→ **Aim**
Isolate every line in the records below with "text" in it.

============

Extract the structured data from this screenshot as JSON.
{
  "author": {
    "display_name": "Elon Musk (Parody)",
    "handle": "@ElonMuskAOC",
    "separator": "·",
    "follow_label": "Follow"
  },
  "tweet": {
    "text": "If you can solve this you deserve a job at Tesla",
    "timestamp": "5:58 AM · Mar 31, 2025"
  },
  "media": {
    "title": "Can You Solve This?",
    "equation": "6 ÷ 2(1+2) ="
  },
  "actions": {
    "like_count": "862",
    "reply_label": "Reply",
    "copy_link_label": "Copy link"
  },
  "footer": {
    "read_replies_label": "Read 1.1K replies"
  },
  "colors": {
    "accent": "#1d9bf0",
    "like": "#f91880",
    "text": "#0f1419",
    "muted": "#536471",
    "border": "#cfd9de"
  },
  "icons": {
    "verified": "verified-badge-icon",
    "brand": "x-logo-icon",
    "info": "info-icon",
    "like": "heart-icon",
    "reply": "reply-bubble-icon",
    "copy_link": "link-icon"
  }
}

============

→ **Correct output**
    "text": "If you can solve this you deserve a job at Tesla",
    "text": "#0f1419",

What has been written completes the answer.